* Given problem
Wherever "image" appears in a line, copy that line.

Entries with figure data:
-.-.-
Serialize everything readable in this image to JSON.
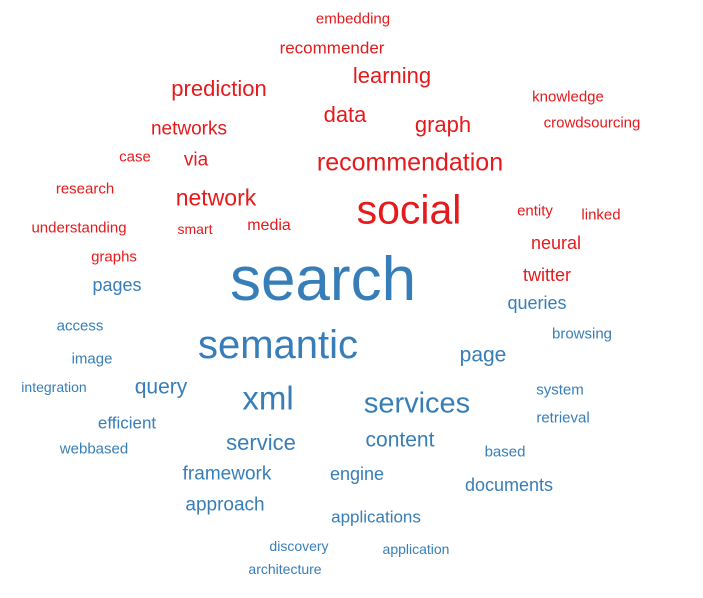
{
  "colors": {
    "red": "#e41a1c",
    "blue": "#377eb8"
  },
  "words": [
    {
      "text": "embedding",
      "color": "red"
    },
    {
      "text": "recommender",
      "color": "red"
    },
    {
      "text": "learning",
      "color": "red"
    },
    {
      "text": "prediction",
      "color": "red"
    },
    {
      "text": "knowledge",
      "color": "red"
    },
    {
      "text": "data",
      "color": "red"
    },
    {
      "text": "graph",
      "color": "red"
    },
    {
      "text": "networks",
      "color": "red"
    },
    {
      "text": "crowdsourcing",
      "color": "red"
    },
    {
      "text": "case",
      "color": "red"
    },
    {
      "text": "via",
      "color": "red"
    },
    {
      "text": "recommendation",
      "color": "red"
    },
    {
      "text": "research",
      "color": "red"
    },
    {
      "text": "network",
      "color": "red"
    },
    {
      "text": "social",
      "color": "red"
    },
    {
      "text": "entity",
      "color": "red"
    },
    {
      "text": "linked",
      "color": "red"
    },
    {
      "text": "understanding",
      "color": "red"
    },
    {
      "text": "smart",
      "color": "red"
    },
    {
      "text": "media",
      "color": "red"
    },
    {
      "text": "neural",
      "color": "red"
    },
    {
      "text": "graphs",
      "color": "red"
    },
    {
      "text": "twitter",
      "color": "red"
    },
    {
      "text": "search",
      "color": "blue"
    },
    {
      "text": "pages",
      "color": "blue"
    },
    {
      "text": "queries",
      "color": "blue"
    },
    {
      "text": "access",
      "color": "blue"
    },
    {
      "text": "browsing",
      "color": "blue"
    },
    {
      "text": "semantic",
      "color": "blue"
    },
    {
      "text": "page",
      "color": "blue"
    },
    {
      "text": "image",
      "color": "blue"
    },
    {
      "text": "integration",
      "color": "blue"
    },
    {
      "text": "query",
      "color": "blue"
    },
    {
      "text": "xml",
      "color": "blue"
    },
    {
      "text": "system",
      "color": "blue"
    },
    {
      "text": "services",
      "color": "blue"
    },
    {
      "text": "efficient",
      "color": "blue"
    },
    {
      "text": "retrieval",
      "color": "blue"
    },
    {
      "text": "webbased",
      "color": "blue"
    },
    {
      "text": "service",
      "color": "blue"
    },
    {
      "text": "content",
      "color": "blue"
    },
    {
      "text": "based",
      "color": "blue"
    },
    {
      "text": "framework",
      "color": "blue"
    },
    {
      "text": "engine",
      "color": "blue"
    },
    {
      "text": "documents",
      "color": "blue"
    },
    {
      "text": "approach",
      "color": "blue"
    },
    {
      "text": "applications",
      "color": "blue"
    },
    {
      "text": "discovery",
      "color": "blue"
    },
    {
      "text": "application",
      "color": "blue"
    },
    {
      "text": "architecture",
      "color": "blue"
    }
  ]
}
-.-.-
* The result
Serialize everything readable in this image to JSON.
      "text": "image",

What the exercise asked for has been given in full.